──────── Input records ────────
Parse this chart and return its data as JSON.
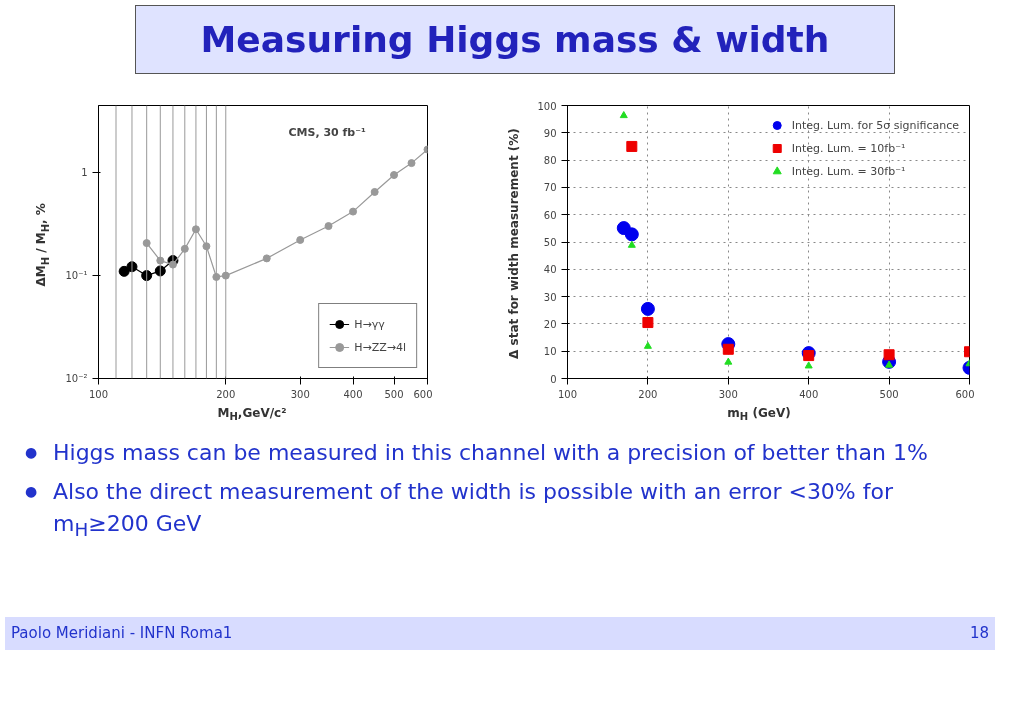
{
  "chart_data": [
    {
      "type": "line",
      "log": "xy",
      "xlabel": "M$_{H}$,GeV/c²",
      "ylabel": "ΔM$_{H}$ / M$_{H}$, %",
      "annotations": [
        "CMS, 30 fb⁻¹"
      ],
      "xlim": [
        100,
        600
      ],
      "xticks": [
        100,
        200,
        300,
        400,
        500,
        600
      ],
      "ylim": [
        0.01,
        4.5
      ],
      "yticks": [
        {
          "value": 0.01,
          "label": "10⁻²"
        },
        {
          "value": 0.1,
          "label": "10⁻¹"
        },
        1
      ],
      "grid": false,
      "legend": "bottom right",
      "marker": "circle",
      "line_style": "solid",
      "ref_lines": [
        {
          "axis": "x",
          "value": 110,
          "label": null,
          "color": "#999999"
        },
        {
          "axis": "x",
          "value": 120,
          "label": null,
          "color": "#999999"
        },
        {
          "axis": "x",
          "value": 130,
          "label": null,
          "color": "#999999"
        },
        {
          "axis": "x",
          "value": 140,
          "label": null,
          "color": "#999999"
        },
        {
          "axis": "x",
          "value": 150,
          "label": null,
          "color": "#999999"
        },
        {
          "axis": "x",
          "value": 160,
          "label": null,
          "color": "#999999"
        },
        {
          "axis": "x",
          "value": 170,
          "label": null,
          "color": "#999999"
        },
        {
          "axis": "x",
          "value": 180,
          "label": null,
          "color": "#999999"
        },
        {
          "axis": "x",
          "value": 190,
          "label": null,
          "color": "#999999"
        },
        {
          "axis": "x",
          "value": 200,
          "label": null,
          "color": "#999999"
        }
      ],
      "series": [
        {
          "name": "H→γγ",
          "color": "#000000",
          "x": [
            115,
            120,
            130,
            140,
            150
          ],
          "values": [
            0.11,
            0.122,
            0.1,
            0.111,
            0.14
          ]
        },
        {
          "name": "H→ZZ→4l",
          "color": "#999999",
          "x": [
            130,
            140,
            150,
            160,
            170,
            180,
            190,
            200,
            250,
            300,
            350,
            400,
            450,
            500,
            550,
            600
          ],
          "values": [
            0.207,
            0.14,
            0.128,
            0.182,
            0.282,
            0.193,
            0.097,
            0.1,
            0.147,
            0.222,
            0.303,
            0.419,
            0.65,
            0.95,
            1.24,
            1.68
          ]
        }
      ]
    },
    {
      "type": "scatter",
      "xlabel": "m$_{H}$ (GeV)",
      "ylabel": "Δ stat for width measurement (%)",
      "xlim": [
        100,
        600
      ],
      "xticks": [
        100,
        200,
        300,
        400,
        500,
        600
      ],
      "ylim": [
        0,
        100
      ],
      "yticks": [
        0,
        10,
        20,
        30,
        40,
        50,
        60,
        70,
        80,
        90,
        100
      ],
      "grid": true,
      "legend": "top right",
      "series": [
        {
          "name": "Integ. Lum. for 5σ significance",
          "color": "#0000ee",
          "marker": "circle",
          "x": [
            170,
            180,
            200,
            300,
            400,
            500,
            600
          ],
          "values": [
            55.1,
            52.8,
            25.5,
            12.6,
            9.3,
            6.1,
            3.9
          ]
        },
        {
          "name": "Integ. Lum. = 10fb⁻¹",
          "color": "#ee0000",
          "marker": "square",
          "x": [
            180,
            200,
            300,
            400,
            500,
            600
          ],
          "values": [
            85,
            20.5,
            10.7,
            8.4,
            8.7,
            9.8
          ]
        },
        {
          "name": "Integ. Lum. = 30fb⁻¹",
          "color": "#22dd22",
          "marker": "triangle",
          "x": [
            170,
            180,
            200,
            300,
            400,
            500,
            600
          ],
          "values": [
            96.3,
            48.8,
            11.8,
            6.0,
            4.6,
            4.9,
            5.4
          ]
        }
      ]
    },
    {
      "type": "other",
      "title": "Measuring Higgs mass & width",
      "annotations": [
        "● Higgs mass can be measured in this channel with a precision of better than 1%",
        "● Also the direct measurement of the width is possible with an error <30% for m$_{H}$≥200 GeV",
        "Paolo Meridiani  - INFN Roma1",
        "18"
      ]
    }
  ]
}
────────
Exercise directions:
Reproduce all of the material exactly, apart from the pictures.

Exercise answer:
Parse this chart and return its data as JSON.
{
  "chart_data": [
    {
      "type": "line",
      "log": "xy",
      "xlabel": "M$_{H}$,GeV/c²",
      "ylabel": "ΔM$_{H}$ / M$_{H}$, %",
      "annotations": [
        "CMS, 30 fb⁻¹"
      ],
      "xlim": [
        100,
        600
      ],
      "xticks": [
        100,
        200,
        300,
        400,
        500,
        600
      ],
      "ylim": [
        0.01,
        4.5
      ],
      "yticks": [
        {
          "value": 0.01,
          "label": "10⁻²"
        },
        {
          "value": 0.1,
          "label": "10⁻¹"
        },
        1
      ],
      "grid": false,
      "legend": "bottom right",
      "marker": "circle",
      "line_style": "solid",
      "ref_lines": [
        {
          "axis": "x",
          "value": 110,
          "label": null,
          "color": "#999999"
        },
        {
          "axis": "x",
          "value": 120,
          "label": null,
          "color": "#999999"
        },
        {
          "axis": "x",
          "value": 130,
          "label": null,
          "color": "#999999"
        },
        {
          "axis": "x",
          "value": 140,
          "label": null,
          "color": "#999999"
        },
        {
          "axis": "x",
          "value": 150,
          "label": null,
          "color": "#999999"
        },
        {
          "axis": "x",
          "value": 160,
          "label": null,
          "color": "#999999"
        },
        {
          "axis": "x",
          "value": 170,
          "label": null,
          "color": "#999999"
        },
        {
          "axis": "x",
          "value": 180,
          "label": null,
          "color": "#999999"
        },
        {
          "axis": "x",
          "value": 190,
          "label": null,
          "color": "#999999"
        },
        {
          "axis": "x",
          "value": 200,
          "label": null,
          "color": "#999999"
        }
      ],
      "series": [
        {
          "name": "H→γγ",
          "color": "#000000",
          "x": [
            115,
            120,
            130,
            140,
            150
          ],
          "values": [
            0.11,
            0.122,
            0.1,
            0.111,
            0.14
          ]
        },
        {
          "name": "H→ZZ→4l",
          "color": "#999999",
          "x": [
            130,
            140,
            150,
            160,
            170,
            180,
            190,
            200,
            250,
            300,
            350,
            400,
            450,
            500,
            550,
            600
          ],
          "values": [
            0.207,
            0.14,
            0.128,
            0.182,
            0.282,
            0.193,
            0.097,
            0.1,
            0.147,
            0.222,
            0.303,
            0.419,
            0.65,
            0.95,
            1.24,
            1.68
          ]
        }
      ]
    },
    {
      "type": "scatter",
      "xlabel": "m$_{H}$ (GeV)",
      "ylabel": "Δ stat for width measurement (%)",
      "xlim": [
        100,
        600
      ],
      "xticks": [
        100,
        200,
        300,
        400,
        500,
        600
      ],
      "ylim": [
        0,
        100
      ],
      "yticks": [
        0,
        10,
        20,
        30,
        40,
        50,
        60,
        70,
        80,
        90,
        100
      ],
      "grid": true,
      "legend": "top right",
      "series": [
        {
          "name": "Integ. Lum. for 5σ significance",
          "color": "#0000ee",
          "marker": "circle",
          "x": [
            170,
            180,
            200,
            300,
            400,
            500,
            600
          ],
          "values": [
            55.1,
            52.8,
            25.5,
            12.6,
            9.3,
            6.1,
            3.9
          ]
        },
        {
          "name": "Integ. Lum. = 10fb⁻¹",
          "color": "#ee0000",
          "marker": "square",
          "x": [
            180,
            200,
            300,
            400,
            500,
            600
          ],
          "values": [
            85,
            20.5,
            10.7,
            8.4,
            8.7,
            9.8
          ]
        },
        {
          "name": "Integ. Lum. = 30fb⁻¹",
          "color": "#22dd22",
          "marker": "triangle",
          "x": [
            170,
            180,
            200,
            300,
            400,
            500,
            600
          ],
          "values": [
            96.3,
            48.8,
            11.8,
            6.0,
            4.6,
            4.9,
            5.4
          ]
        }
      ]
    },
    {
      "type": "other",
      "title": "Measuring Higgs mass & width",
      "annotations": [
        "● Higgs mass can be measured in this channel with a precision of better than 1%",
        "● Also the direct measurement of the width is possible with an error <30% for m$_{H}$≥200 GeV",
        "Paolo Meridiani  - INFN Roma1",
        "18"
      ]
    }
  ]
}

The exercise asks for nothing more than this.